*Input for this task*
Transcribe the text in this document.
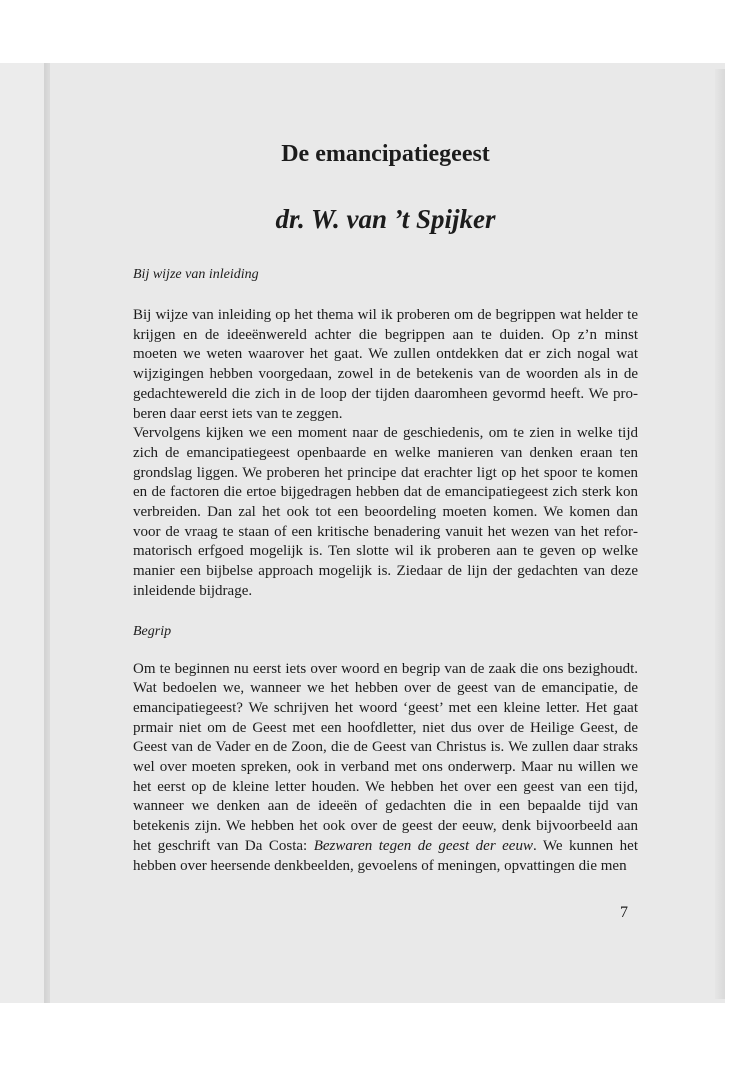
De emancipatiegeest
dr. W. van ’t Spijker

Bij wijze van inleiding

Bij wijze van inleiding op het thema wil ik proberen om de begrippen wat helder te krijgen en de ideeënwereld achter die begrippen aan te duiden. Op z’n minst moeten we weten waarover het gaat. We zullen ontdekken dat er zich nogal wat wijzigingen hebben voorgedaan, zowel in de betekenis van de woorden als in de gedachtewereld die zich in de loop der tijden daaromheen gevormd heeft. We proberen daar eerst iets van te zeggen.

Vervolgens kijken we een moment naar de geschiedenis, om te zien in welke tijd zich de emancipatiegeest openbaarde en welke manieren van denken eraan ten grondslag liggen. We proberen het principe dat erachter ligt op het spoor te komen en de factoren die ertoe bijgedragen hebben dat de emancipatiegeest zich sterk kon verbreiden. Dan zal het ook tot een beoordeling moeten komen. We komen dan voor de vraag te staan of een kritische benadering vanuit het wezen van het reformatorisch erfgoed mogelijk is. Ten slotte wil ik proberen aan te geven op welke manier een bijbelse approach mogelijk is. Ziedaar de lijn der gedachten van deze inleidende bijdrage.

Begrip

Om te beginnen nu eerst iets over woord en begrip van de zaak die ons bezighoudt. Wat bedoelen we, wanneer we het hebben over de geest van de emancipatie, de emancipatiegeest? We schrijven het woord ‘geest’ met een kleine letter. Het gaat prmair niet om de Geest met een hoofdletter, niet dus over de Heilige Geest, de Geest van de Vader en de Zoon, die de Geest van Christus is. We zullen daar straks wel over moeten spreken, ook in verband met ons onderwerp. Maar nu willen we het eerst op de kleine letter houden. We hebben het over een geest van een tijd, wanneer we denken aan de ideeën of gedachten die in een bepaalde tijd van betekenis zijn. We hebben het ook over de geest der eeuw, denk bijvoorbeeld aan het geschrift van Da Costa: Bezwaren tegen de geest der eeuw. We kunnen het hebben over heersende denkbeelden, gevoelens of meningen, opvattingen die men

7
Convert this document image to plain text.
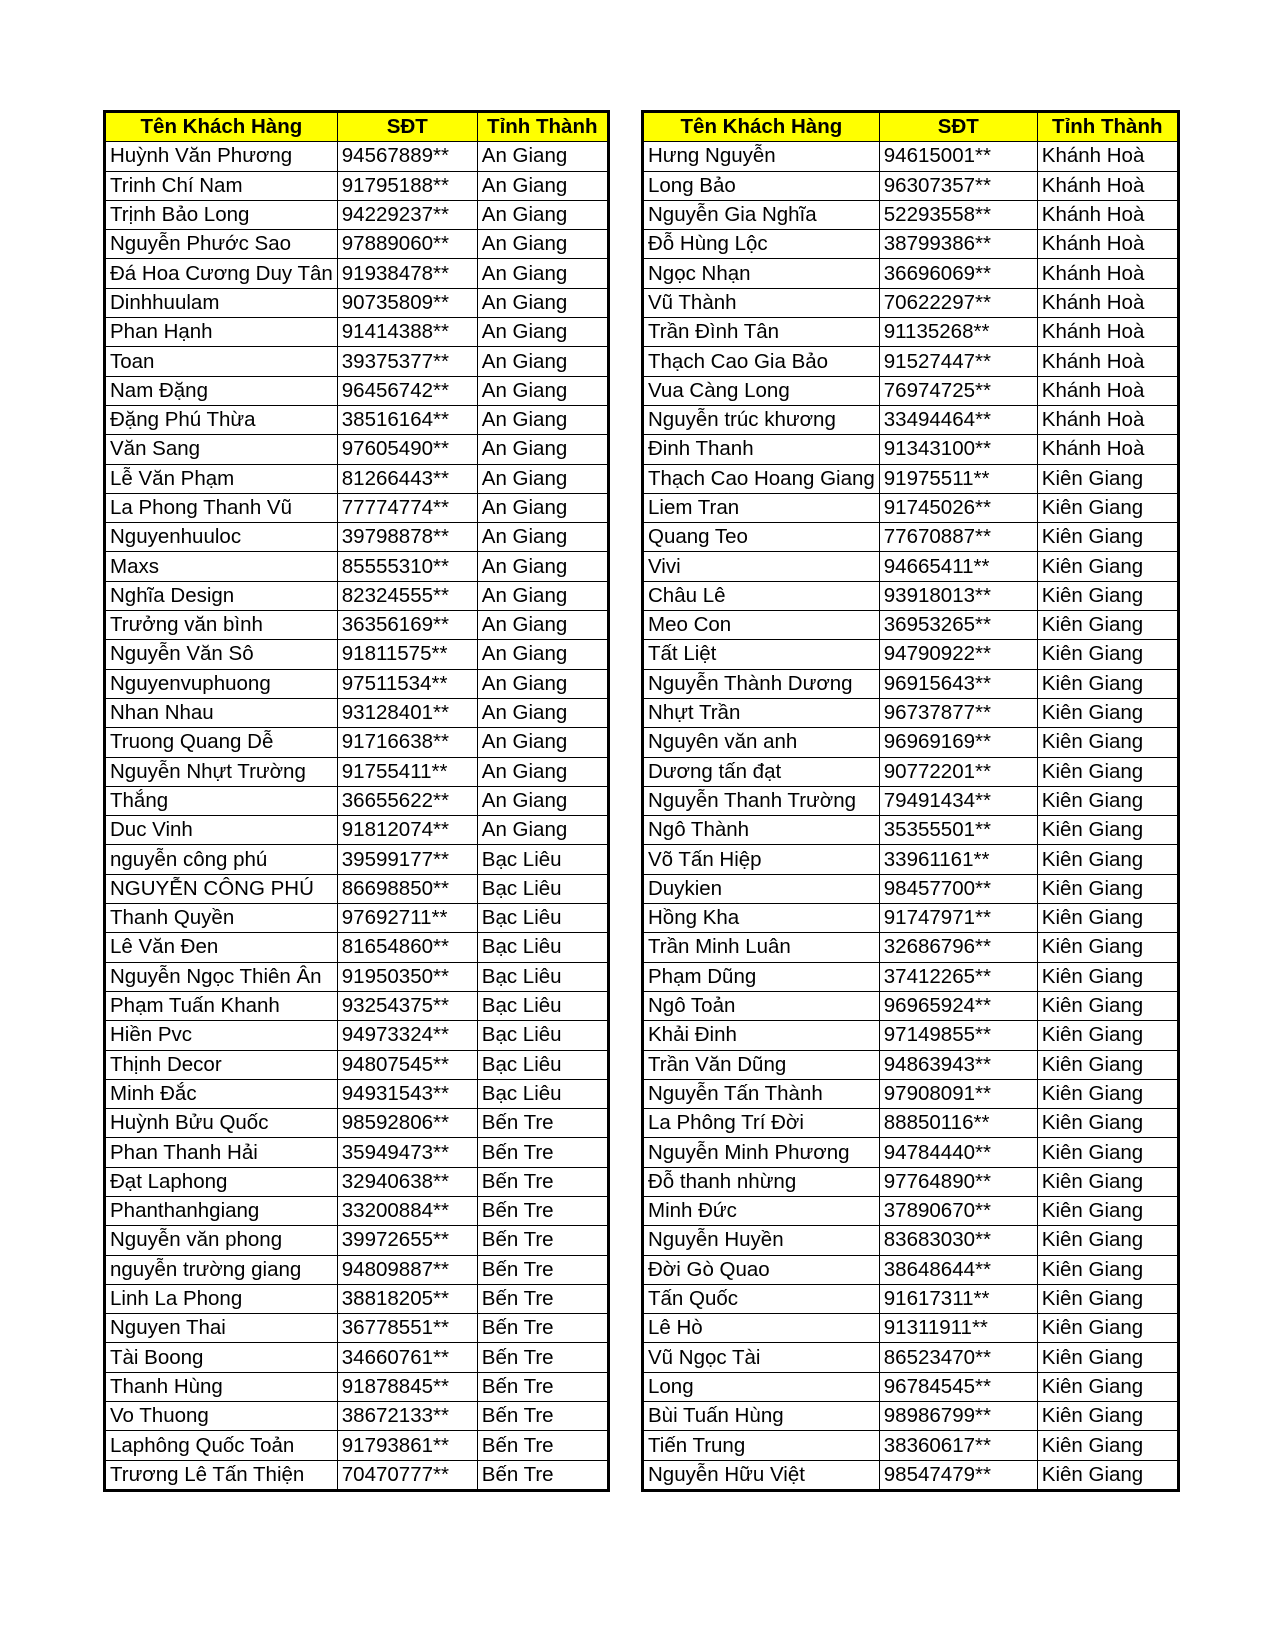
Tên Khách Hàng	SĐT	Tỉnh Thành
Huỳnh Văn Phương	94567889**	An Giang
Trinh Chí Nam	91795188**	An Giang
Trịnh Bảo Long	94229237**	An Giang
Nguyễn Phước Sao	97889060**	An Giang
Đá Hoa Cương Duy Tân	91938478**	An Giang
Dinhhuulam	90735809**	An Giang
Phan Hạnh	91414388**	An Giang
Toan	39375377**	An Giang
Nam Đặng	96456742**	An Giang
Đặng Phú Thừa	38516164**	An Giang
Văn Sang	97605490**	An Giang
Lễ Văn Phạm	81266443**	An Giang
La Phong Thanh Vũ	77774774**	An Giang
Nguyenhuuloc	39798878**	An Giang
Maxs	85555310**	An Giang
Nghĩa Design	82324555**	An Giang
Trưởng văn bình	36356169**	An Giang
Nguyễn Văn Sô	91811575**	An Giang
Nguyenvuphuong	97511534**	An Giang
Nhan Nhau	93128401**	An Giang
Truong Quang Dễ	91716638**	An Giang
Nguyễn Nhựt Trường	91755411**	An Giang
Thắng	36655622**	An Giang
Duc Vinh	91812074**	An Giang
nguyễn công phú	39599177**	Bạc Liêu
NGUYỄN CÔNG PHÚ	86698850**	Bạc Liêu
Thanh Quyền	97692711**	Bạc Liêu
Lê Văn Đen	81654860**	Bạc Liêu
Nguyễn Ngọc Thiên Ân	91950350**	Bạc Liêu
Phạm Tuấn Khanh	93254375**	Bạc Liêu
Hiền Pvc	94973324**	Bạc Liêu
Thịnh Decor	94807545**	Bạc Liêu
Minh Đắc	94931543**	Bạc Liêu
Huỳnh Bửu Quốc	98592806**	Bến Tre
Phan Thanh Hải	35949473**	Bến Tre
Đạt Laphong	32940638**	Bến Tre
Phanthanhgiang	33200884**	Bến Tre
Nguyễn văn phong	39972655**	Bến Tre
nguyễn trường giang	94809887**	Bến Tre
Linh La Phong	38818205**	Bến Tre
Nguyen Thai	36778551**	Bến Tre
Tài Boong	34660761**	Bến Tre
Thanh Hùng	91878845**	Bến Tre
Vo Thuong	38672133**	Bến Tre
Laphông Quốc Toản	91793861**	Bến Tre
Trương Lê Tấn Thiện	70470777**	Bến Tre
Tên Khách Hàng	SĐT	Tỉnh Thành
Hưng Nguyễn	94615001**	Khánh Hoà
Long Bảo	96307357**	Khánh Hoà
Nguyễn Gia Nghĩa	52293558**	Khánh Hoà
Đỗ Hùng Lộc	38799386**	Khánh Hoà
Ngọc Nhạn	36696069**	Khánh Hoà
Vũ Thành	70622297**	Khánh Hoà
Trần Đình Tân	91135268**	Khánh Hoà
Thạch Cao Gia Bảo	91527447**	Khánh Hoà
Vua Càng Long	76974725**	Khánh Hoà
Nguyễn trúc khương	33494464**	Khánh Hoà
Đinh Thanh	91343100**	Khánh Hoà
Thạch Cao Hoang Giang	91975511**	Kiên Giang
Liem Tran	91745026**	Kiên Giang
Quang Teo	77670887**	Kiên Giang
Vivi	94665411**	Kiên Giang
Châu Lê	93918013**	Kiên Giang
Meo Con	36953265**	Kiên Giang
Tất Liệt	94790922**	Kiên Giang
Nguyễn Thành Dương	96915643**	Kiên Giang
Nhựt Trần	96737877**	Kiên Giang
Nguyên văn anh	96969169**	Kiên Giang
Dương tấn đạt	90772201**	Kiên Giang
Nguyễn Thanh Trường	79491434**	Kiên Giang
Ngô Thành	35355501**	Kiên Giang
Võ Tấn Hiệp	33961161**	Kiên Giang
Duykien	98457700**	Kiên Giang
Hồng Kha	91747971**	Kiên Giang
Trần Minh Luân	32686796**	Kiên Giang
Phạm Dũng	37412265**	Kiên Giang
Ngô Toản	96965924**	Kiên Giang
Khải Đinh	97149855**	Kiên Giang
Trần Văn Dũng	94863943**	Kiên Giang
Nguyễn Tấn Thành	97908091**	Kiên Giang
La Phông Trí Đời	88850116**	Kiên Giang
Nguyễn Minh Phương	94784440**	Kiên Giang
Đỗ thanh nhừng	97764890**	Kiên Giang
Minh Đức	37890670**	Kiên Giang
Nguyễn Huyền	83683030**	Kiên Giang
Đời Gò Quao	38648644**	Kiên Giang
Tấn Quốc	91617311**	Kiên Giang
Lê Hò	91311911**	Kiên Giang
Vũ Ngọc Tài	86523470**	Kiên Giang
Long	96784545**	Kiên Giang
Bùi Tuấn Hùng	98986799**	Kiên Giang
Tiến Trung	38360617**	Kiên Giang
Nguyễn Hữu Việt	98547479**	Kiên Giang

*Directions*
Reproduce every record word for word. The copy must contain no pictures.

*Written response*
Transcribe the text in this document.
De emancipatiegeest
dr. W. van ’t Spijker

Bij wijze van inleiding

Bij wijze van inleiding op het thema wil ik proberen om de begrippen wat helder te krijgen en de ideeënwereld achter die begrippen aan te duiden. Op z’n minst moeten we weten waarover het gaat. We zullen ontdekken dat er zich nogal wat wijzigingen hebben voorgedaan, zowel in de betekenis van de woorden als in de gedachtewereld die zich in de loop der tijden daaromheen gevormd heeft. We proberen daar eerst iets van te zeggen.

Vervolgens kijken we een moment naar de geschiedenis, om te zien in welke tijd zich de emancipatiegeest openbaarde en welke manieren van denken eraan ten grondslag liggen. We proberen het principe dat erachter ligt op het spoor te komen en de factoren die ertoe bijgedragen hebben dat de emancipatiegeest zich sterk kon verbreiden. Dan zal het ook tot een beoordeling moeten komen. We komen dan voor de vraag te staan of een kritische benadering vanuit het wezen van het reformatorisch erfgoed mogelijk is. Ten slotte wil ik proberen aan te geven op welke manier een bijbelse approach mogelijk is. Ziedaar de lijn der gedachten van deze inleidende bijdrage.

Begrip

Om te beginnen nu eerst iets over woord en begrip van de zaak die ons bezighoudt. Wat bedoelen we, wanneer we het hebben over de geest van de emancipatie, de emancipatiegeest? We schrijven het woord ‘geest’ met een kleine letter. Het gaat prmair niet om de Geest met een hoofdletter, niet dus over de Heilige Geest, de Geest van de Vader en de Zoon, die de Geest van Christus is. We zullen daar straks wel over moeten spreken, ook in verband met ons onderwerp. Maar nu willen we het eerst op de kleine letter houden. We hebben het over een geest van een tijd, wanneer we denken aan de ideeën of gedachten die in een bepaalde tijd van betekenis zijn. We hebben het ook over de geest der eeuw, denk bijvoorbeeld aan het geschrift van Da Costa: Bezwaren tegen de geest der eeuw. We kunnen het hebben over heersende denkbeelden, gevoelens of meningen, opvattingen die men

7
Convert this document image to plain text.
Tên Khách Hàng	SĐT	Tỉnh Thành
Huỳnh Văn Phương	94567889**	An Giang
Trinh Chí Nam	91795188**	An Giang
Trịnh Bảo Long	94229237**	An Giang
Nguyễn Phước Sao	97889060**	An Giang
Đá Hoa Cương Duy Tân	91938478**	An Giang
Dinhhuulam	90735809**	An Giang
Phan Hạnh	91414388**	An Giang
Toan	39375377**	An Giang
Nam Đặng	96456742**	An Giang
Đặng Phú Thừa	38516164**	An Giang
Văn Sang	97605490**	An Giang
Lễ Văn Phạm	81266443**	An Giang
La Phong Thanh Vũ	77774774**	An Giang
Nguyenhuuloc	39798878**	An Giang
Maxs	85555310**	An Giang
Nghĩa Design	82324555**	An Giang
Trưởng văn bình	36356169**	An Giang
Nguyễn Văn Sô	91811575**	An Giang
Nguyenvuphuong	97511534**	An Giang
Nhan Nhau	93128401**	An Giang
Truong Quang Dễ	91716638**	An Giang
Nguyễn Nhựt Trường	91755411**	An Giang
Thắng	36655622**	An Giang
Duc Vinh	91812074**	An Giang
nguyễn công phú	39599177**	Bạc Liêu
NGUYỄN CÔNG PHÚ	86698850**	Bạc Liêu
Thanh Quyền	97692711**	Bạc Liêu
Lê Văn Đen	81654860**	Bạc Liêu
Nguyễn Ngọc Thiên Ân	91950350**	Bạc Liêu
Phạm Tuấn Khanh	93254375**	Bạc Liêu
Hiền Pvc	94973324**	Bạc Liêu
Thịnh Decor	94807545**	Bạc Liêu
Minh Đắc	94931543**	Bạc Liêu
Huỳnh Bửu Quốc	98592806**	Bến Tre
Phan Thanh Hải	35949473**	Bến Tre
Đạt Laphong	32940638**	Bến Tre
Phanthanhgiang	33200884**	Bến Tre
Nguyễn văn phong	39972655**	Bến Tre
nguyễn trường giang	94809887**	Bến Tre
Linh La Phong	38818205**	Bến Tre
Nguyen Thai	36778551**	Bến Tre
Tài Boong	34660761**	Bến Tre
Thanh Hùng	91878845**	Bến Tre
Vo Thuong	38672133**	Bến Tre
Laphông Quốc Toản	91793861**	Bến Tre
Trương Lê Tấn Thiện	70470777**	Bến Tre
Tên Khách Hàng	SĐT	Tỉnh Thành
Hưng Nguyễn	94615001**	Khánh Hoà
Long Bảo	96307357**	Khánh Hoà
Nguyễn Gia Nghĩa	52293558**	Khánh Hoà
Đỗ Hùng Lộc	38799386**	Khánh Hoà
Ngọc Nhạn	36696069**	Khánh Hoà
Vũ Thành	70622297**	Khánh Hoà
Trần Đình Tân	91135268**	Khánh Hoà
Thạch Cao Gia Bảo	91527447**	Khánh Hoà
Vua Càng Long	76974725**	Khánh Hoà
Nguyễn trúc khương	33494464**	Khánh Hoà
Đinh Thanh	91343100**	Khánh Hoà
Thạch Cao Hoang Giang	91975511**	Kiên Giang
Liem Tran	91745026**	Kiên Giang
Quang Teo	77670887**	Kiên Giang
Vivi	94665411**	Kiên Giang
Châu Lê	93918013**	Kiên Giang
Meo Con	36953265**	Kiên Giang
Tất Liệt	94790922**	Kiên Giang
Nguyễn Thành Dương	96915643**	Kiên Giang
Nhựt Trần	96737877**	Kiên Giang
Nguyên văn anh	96969169**	Kiên Giang
Dương tấn đạt	90772201**	Kiên Giang
Nguyễn Thanh Trường	79491434**	Kiên Giang
Ngô Thành	35355501**	Kiên Giang
Võ Tấn Hiệp	33961161**	Kiên Giang
Duykien	98457700**	Kiên Giang
Hồng Kha	91747971**	Kiên Giang
Trần Minh Luân	32686796**	Kiên Giang
Phạm Dũng	37412265**	Kiên Giang
Ngô Toản	96965924**	Kiên Giang
Khải Đinh	97149855**	Kiên Giang
Trần Văn Dũng	94863943**	Kiên Giang
Nguyễn Tấn Thành	97908091**	Kiên Giang
La Phông Trí Đời	88850116**	Kiên Giang
Nguyễn Minh Phương	94784440**	Kiên Giang
Đỗ thanh nhừng	97764890**	Kiên Giang
Minh Đức	37890670**	Kiên Giang
Nguyễn Huyền	83683030**	Kiên Giang
Đời Gò Quao	38648644**	Kiên Giang
Tấn Quốc	91617311**	Kiên Giang
Lê Hò	91311911**	Kiên Giang
Vũ Ngọc Tài	86523470**	Kiên Giang
Long	96784545**	Kiên Giang
Bùi Tuấn Hùng	98986799**	Kiên Giang
Tiến Trung	38360617**	Kiên Giang
Nguyễn Hữu Việt	98547479**	Kiên Giang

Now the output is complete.